**WHAT IS ASKED**
Reproduce every line of the data below without any changes, but leave out the pictures.

**EXCERPTED RECORDS**
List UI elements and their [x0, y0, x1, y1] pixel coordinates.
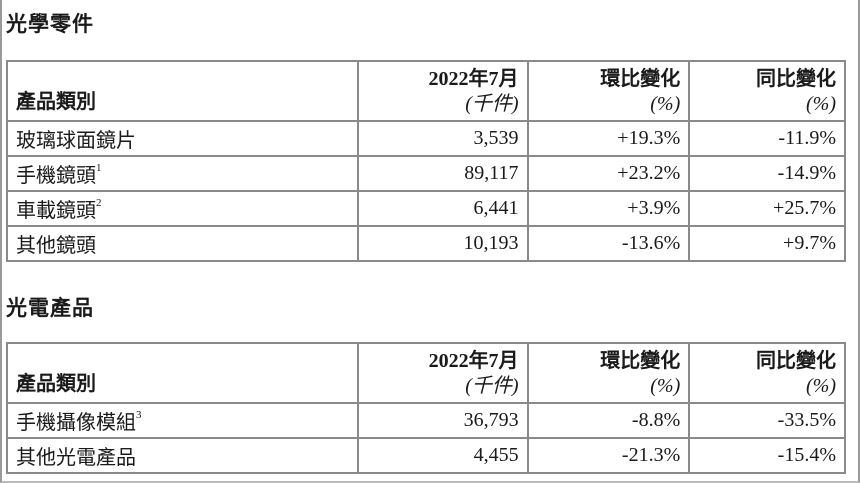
- cell-yoy: +9.7%: [688, 225, 846, 262]
- cell-yoy: +25.7%: [688, 190, 846, 227]
- table-row: 其他光電產品 4,455 -21.3% -15.4%: [6, 437, 846, 474]
- table-row: 玻璃球面鏡片 3,539 +19.3% -11.9%: [6, 120, 846, 157]
- table-row: 手機攝像模組3 36,793 -8.8% -33.5%: [6, 402, 846, 439]
- cell-category: 車載鏡頭2: [6, 190, 359, 227]
- optoelectronic-products-table: 產品類別 2022年7月 (千件) 環比變化 (%) 同比變化 (%) 手機攝像模組3…: [6, 342, 846, 474]
- cell-mom: +19.3%: [526, 120, 691, 157]
- cell-yoy: -11.9%: [688, 120, 846, 157]
- header-category: 產品類別: [6, 60, 359, 122]
- table-header-row: 產品類別 2022年7月 (千件) 環比變化 (%) 同比變化 (%): [6, 342, 846, 404]
- cell-mom: -8.8%: [526, 402, 691, 439]
- header-category: 產品類別: [6, 342, 359, 404]
- cell-yoy: -14.9%: [688, 155, 846, 192]
- cell-mom: -13.6%: [526, 225, 691, 262]
- header-volume: 2022年7月 (千件): [356, 342, 529, 404]
- cell-volume: 4,455: [356, 437, 529, 474]
- cell-category: 玻璃球面鏡片: [6, 120, 359, 157]
- cell-category: 其他光電產品: [6, 437, 359, 474]
- optical-components-table: 產品類別 2022年7月 (千件) 環比變化 (%) 同比變化 (%) 玻璃球面鏡片 …: [6, 60, 846, 262]
- cell-mom: +3.9%: [526, 190, 691, 227]
- cell-category: 手機鏡頭1: [6, 155, 359, 192]
- cell-category: 手機攝像模組3: [6, 402, 359, 439]
- header-yoy: 同比變化 (%): [688, 342, 846, 404]
- cell-mom: -21.3%: [526, 437, 691, 474]
- section-title-optical-components: 光學零件: [6, 12, 94, 36]
- cell-volume: 10,193: [356, 225, 529, 262]
- cell-volume: 6,441: [356, 190, 529, 227]
- header-volume: 2022年7月 (千件): [356, 60, 529, 122]
- table-row: 手機鏡頭1 89,117 +23.2% -14.9%: [6, 155, 846, 192]
- cell-mom: +23.2%: [526, 155, 691, 192]
- section-title-optoelectronic-products: 光電產品: [6, 296, 94, 320]
- cell-yoy: -33.5%: [688, 402, 846, 439]
- cell-volume: 3,539: [356, 120, 529, 157]
- header-mom: 環比變化 (%): [526, 342, 691, 404]
- header-yoy: 同比變化 (%): [688, 60, 846, 122]
- cell-yoy: -15.4%: [688, 437, 846, 474]
- table-header-row: 產品類別 2022年7月 (千件) 環比變化 (%) 同比變化 (%): [6, 60, 846, 122]
- table-row: 其他鏡頭 10,193 -13.6% +9.7%: [6, 225, 846, 262]
- cell-category: 其他鏡頭: [6, 225, 359, 262]
- header-mom: 環比變化 (%): [526, 60, 691, 122]
- cell-volume: 36,793: [356, 402, 529, 439]
- cell-volume: 89,117: [356, 155, 529, 192]
- table-row: 車載鏡頭2 6,441 +3.9% +25.7%: [6, 190, 846, 227]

**SOLUTION TO THE EXERCISE**
List UI elements and their [x0, y0, x1, y1] pixel coordinates.
- cell-yoy: +9.7%: [688, 225, 846, 262]
- cell-yoy: +25.7%: [688, 190, 846, 227]
- table-row: 其他光電產品 4,455 -21.3% -15.4%: [6, 437, 846, 474]
- table-row: 玻璃球面鏡片 3,539 +19.3% -11.9%: [6, 120, 846, 157]
- table-row: 手機攝像模組3 36,793 -8.8% -33.5%: [6, 402, 846, 439]
- cell-category: 車載鏡頭2: [6, 190, 359, 227]
- optoelectronic-products-table: 產品類別 2022年7月 (千件) 環比變化 (%) 同比變化 (%) 手機攝像模組3…: [6, 342, 846, 474]
- cell-mom: +19.3%: [526, 120, 691, 157]
- cell-yoy: -11.9%: [688, 120, 846, 157]
- header-category: 產品類別: [6, 60, 359, 122]
- table-header-row: 產品類別 2022年7月 (千件) 環比變化 (%) 同比變化 (%): [6, 342, 846, 404]
- cell-mom: -8.8%: [526, 402, 691, 439]
- header-category: 產品類別: [6, 342, 359, 404]
- cell-yoy: -14.9%: [688, 155, 846, 192]
- cell-mom: -13.6%: [526, 225, 691, 262]
- header-volume: 2022年7月 (千件): [356, 342, 529, 404]
- cell-volume: 4,455: [356, 437, 529, 474]
- cell-category: 玻璃球面鏡片: [6, 120, 359, 157]
- cell-category: 其他光電產品: [6, 437, 359, 474]
- optical-components-table: 產品類別 2022年7月 (千件) 環比變化 (%) 同比變化 (%) 玻璃球面鏡片 …: [6, 60, 846, 262]
- cell-mom: +3.9%: [526, 190, 691, 227]
- cell-category: 手機鏡頭1: [6, 155, 359, 192]
- cell-category: 手機攝像模組3: [6, 402, 359, 439]
- header-yoy: 同比變化 (%): [688, 342, 846, 404]
- cell-mom: -21.3%: [526, 437, 691, 474]
- section-title-optical-components: 光學零件: [6, 12, 94, 36]
- cell-volume: 10,193: [356, 225, 529, 262]
- cell-volume: 6,441: [356, 190, 529, 227]
- header-volume: 2022年7月 (千件): [356, 60, 529, 122]
- table-row: 手機鏡頭1 89,117 +23.2% -14.9%: [6, 155, 846, 192]
- cell-mom: +23.2%: [526, 155, 691, 192]
- section-title-optoelectronic-products: 光電產品: [6, 296, 94, 320]
- cell-yoy: -33.5%: [688, 402, 846, 439]
- cell-volume: 3,539: [356, 120, 529, 157]
- header-mom: 環比變化 (%): [526, 342, 691, 404]
- header-yoy: 同比變化 (%): [688, 60, 846, 122]
- cell-yoy: -15.4%: [688, 437, 846, 474]
- table-header-row: 產品類別 2022年7月 (千件) 環比變化 (%) 同比變化 (%): [6, 60, 846, 122]
- table-row: 其他鏡頭 10,193 -13.6% +9.7%: [6, 225, 846, 262]
- cell-category: 其他鏡頭: [6, 225, 359, 262]
- header-mom: 環比變化 (%): [526, 60, 691, 122]
- cell-volume: 36,793: [356, 402, 529, 439]
- cell-volume: 89,117: [356, 155, 529, 192]
- table-row: 車載鏡頭2 6,441 +3.9% +25.7%: [6, 190, 846, 227]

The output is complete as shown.